▶ [Provided data]:
□ □ □ □

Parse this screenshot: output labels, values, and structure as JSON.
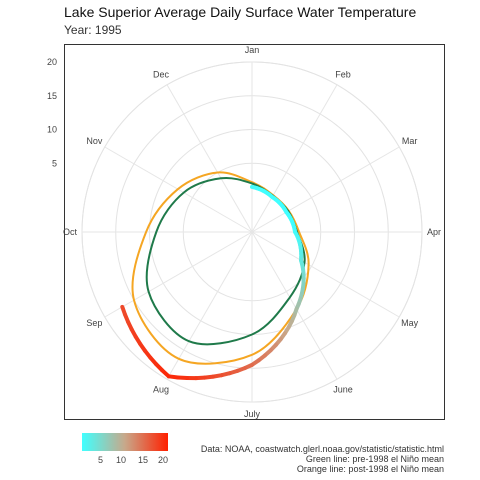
{
  "title": "Lake Superior Average Daily Surface Water Temperature",
  "subtitle": "Year: 1995",
  "caption": [
    "Data: NOAA, coastwatch.glerl.noaa.gov/statistic/statistic.html",
    "Green line: pre-1998 el Niño mean",
    "Orange line: post-1998 el Niño mean"
  ],
  "legend": {
    "ticks": [
      "5",
      "10",
      "15",
      "20"
    ],
    "colors": [
      "#40ffff",
      "#c8a88a",
      "#ff2000"
    ]
  },
  "colors": {
    "pre_mean": "#1f7a4a",
    "post_mean": "#f5a623"
  },
  "chart_data": {
    "type": "line",
    "coord": "polar",
    "radial_axis": {
      "ticks": [
        5,
        10,
        15,
        20
      ],
      "label": ""
    },
    "months": [
      "Jan",
      "Feb",
      "Mar",
      "Apr",
      "May",
      "June",
      "July",
      "Aug",
      "Sep",
      "Oct",
      "Nov",
      "Dec"
    ],
    "grid": true,
    "series": [
      {
        "name": "1995",
        "color_scale": "temperature",
        "x": [
          "Jan",
          "Feb",
          "Mar",
          "Apr",
          "May",
          "June",
          "July",
          "Aug",
          "Sep"
        ],
        "y": [
          1.5,
          0.8,
          0.7,
          1.2,
          3.2,
          8.0,
          14.5,
          19.5,
          17.0
        ]
      },
      {
        "name": "Green line: pre-1998 el Niño mean",
        "x": [
          "Jan",
          "Feb",
          "Mar",
          "Apr",
          "May",
          "June",
          "July",
          "Aug",
          "Sep",
          "Oct",
          "Nov",
          "Dec"
        ],
        "y": [
          2.0,
          1.0,
          1.0,
          1.5,
          3.8,
          6.0,
          10.0,
          13.5,
          12.5,
          9.0,
          6.5,
          4.0
        ]
      },
      {
        "name": "Orange line: post-1998 el Niño mean",
        "x": [
          "Jan",
          "Feb",
          "Mar",
          "Apr",
          "May",
          "June",
          "July",
          "Aug",
          "Sep",
          "Oct",
          "Nov",
          "Dec"
        ],
        "y": [
          2.2,
          1.1,
          1.1,
          1.8,
          4.5,
          8.0,
          13.0,
          16.5,
          15.0,
          10.5,
          7.5,
          5.0
        ]
      }
    ]
  }
}
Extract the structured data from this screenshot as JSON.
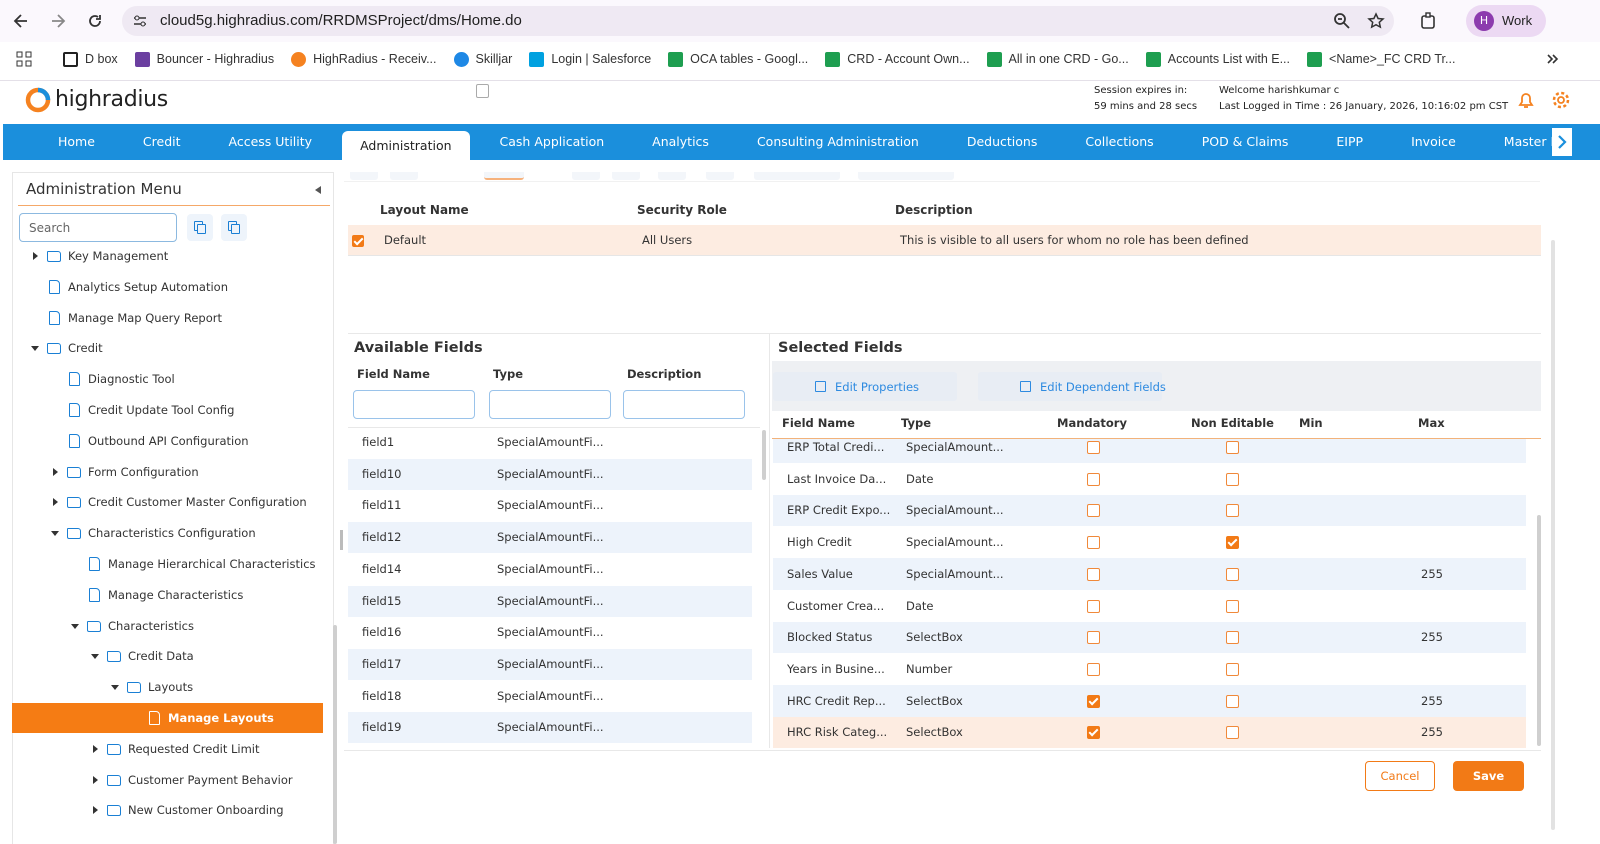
{
  "browser": {
    "url": "cloud5g.highradius.com/RRDMSProject/dms/Home.do",
    "profile_initial": "H",
    "profile": "Work",
    "bookmarks": [
      "D box",
      "Bouncer - Highradius",
      "HighRadius - Receiv...",
      "Skilljar",
      "Login | Salesforce",
      "OCA tables - Googl...",
      "CRD - Account Own...",
      "All in one CRD - Go...",
      "Accounts List with E...",
      "<Name>_FC CRD Tr..."
    ]
  },
  "header": {
    "logo": "highradius",
    "session_label": "Session expires in:",
    "session_time": "59 mins and 28 secs",
    "welcome": "Welcome harishkumar c",
    "last_logged": "Last Logged in Time : 26 January, 2026, 10:16:02 pm CST"
  },
  "nav": {
    "items": [
      "Home",
      "Credit",
      "Access Utility",
      "Administration",
      "Cash Application",
      "Analytics",
      "Consulting Administration",
      "Deductions",
      "Collections",
      "POD & Claims",
      "EIPP",
      "Invoice",
      "Master Da"
    ],
    "active": 3
  },
  "sidebar": {
    "title": "Administration Menu",
    "search_placeholder": "Search",
    "tree": [
      {
        "label": "Key Management",
        "depth": 0,
        "kind": "folder",
        "expanded": false
      },
      {
        "label": "Analytics Setup Automation",
        "depth": 0,
        "kind": "file"
      },
      {
        "label": "Manage Map Query Report",
        "depth": 0,
        "kind": "file"
      },
      {
        "label": "Credit",
        "depth": 0,
        "kind": "folder",
        "expanded": true
      },
      {
        "label": "Diagnostic Tool",
        "depth": 1,
        "kind": "file"
      },
      {
        "label": "Credit Update Tool Config",
        "depth": 1,
        "kind": "file"
      },
      {
        "label": "Outbound API Configuration",
        "depth": 1,
        "kind": "file"
      },
      {
        "label": "Form Configuration",
        "depth": 1,
        "kind": "folder",
        "expanded": false
      },
      {
        "label": "Credit Customer Master Configuration",
        "depth": 1,
        "kind": "folder",
        "expanded": false
      },
      {
        "label": "Characteristics Configuration",
        "depth": 1,
        "kind": "folder",
        "expanded": true
      },
      {
        "label": "Manage Hierarchical Characteristics",
        "depth": 2,
        "kind": "file"
      },
      {
        "label": "Manage Characteristics",
        "depth": 2,
        "kind": "file"
      },
      {
        "label": "Characteristics",
        "depth": 2,
        "kind": "folder",
        "expanded": true
      },
      {
        "label": "Credit Data",
        "depth": 3,
        "kind": "folder",
        "expanded": true
      },
      {
        "label": "Layouts",
        "depth": 4,
        "kind": "folder",
        "expanded": true
      },
      {
        "label": "Manage Layouts",
        "depth": 5,
        "kind": "file",
        "selected": true
      },
      {
        "label": "Requested Credit Limit",
        "depth": 3,
        "kind": "folder",
        "expanded": false
      },
      {
        "label": "Customer Payment Behavior",
        "depth": 3,
        "kind": "folder",
        "expanded": false
      },
      {
        "label": "New Customer Onboarding",
        "depth": 3,
        "kind": "folder",
        "expanded": false
      }
    ]
  },
  "layouts": {
    "columns": [
      "Layout Name",
      "Security Role",
      "Description"
    ],
    "rows": [
      {
        "checked": true,
        "cells": [
          "Default",
          "All Users",
          "This is visible to all users for whom no role has been defined"
        ]
      }
    ]
  },
  "available_fields": {
    "title": "Available Fields",
    "columns": [
      "Field Name",
      "Type",
      "Description"
    ],
    "rows": [
      {
        "name": "field1",
        "type": "SpecialAmountFi..."
      },
      {
        "name": "field10",
        "type": "SpecialAmountFi..."
      },
      {
        "name": "field11",
        "type": "SpecialAmountFi..."
      },
      {
        "name": "field12",
        "type": "SpecialAmountFi..."
      },
      {
        "name": "field14",
        "type": "SpecialAmountFi..."
      },
      {
        "name": "field15",
        "type": "SpecialAmountFi..."
      },
      {
        "name": "field16",
        "type": "SpecialAmountFi..."
      },
      {
        "name": "field17",
        "type": "SpecialAmountFi..."
      },
      {
        "name": "field18",
        "type": "SpecialAmountFi..."
      },
      {
        "name": "field19",
        "type": "SpecialAmountFi..."
      }
    ]
  },
  "selected_fields": {
    "title": "Selected Fields",
    "actions": [
      "Edit Properties",
      "Edit Dependent Fields"
    ],
    "columns": [
      "Field Name",
      "Type",
      "Mandatory",
      "Non Editable",
      "Min",
      "Max"
    ],
    "rows": [
      {
        "name": "ERP Total Credi...",
        "type": "SpecialAmount...",
        "mandatory": false,
        "non_editable": false
      },
      {
        "name": "Last Invoice Da...",
        "type": "Date",
        "mandatory": false,
        "non_editable": false
      },
      {
        "name": "ERP Credit Expo...",
        "type": "SpecialAmount...",
        "mandatory": false,
        "non_editable": false
      },
      {
        "name": "High Credit",
        "type": "SpecialAmount...",
        "mandatory": false,
        "non_editable": true
      },
      {
        "name": "Sales Value",
        "type": "SpecialAmount...",
        "mandatory": false,
        "non_editable": false,
        "max": 255
      },
      {
        "name": "Customer Crea...",
        "type": "Date",
        "mandatory": false,
        "non_editable": false
      },
      {
        "name": "Blocked Status",
        "type": "SelectBox",
        "mandatory": false,
        "non_editable": false,
        "max": 255
      },
      {
        "name": "Years in Busine...",
        "type": "Number",
        "mandatory": false,
        "non_editable": false
      },
      {
        "name": "HRC Credit Rep...",
        "type": "SelectBox",
        "mandatory": true,
        "non_editable": false,
        "max": 255
      },
      {
        "name": "HRC Risk Categ...",
        "type": "SelectBox",
        "mandatory": true,
        "non_editable": false,
        "max": 255,
        "highlighted": true
      }
    ]
  },
  "footer": {
    "cancel": "Cancel",
    "save": "Save"
  }
}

□ □ □ □

Copy out every line with the word "JSON".

▶ [The answer]:
Parse this screenshot: output labels, values, and structure as JSON.
Extract the structured data from this screenshot as JSON.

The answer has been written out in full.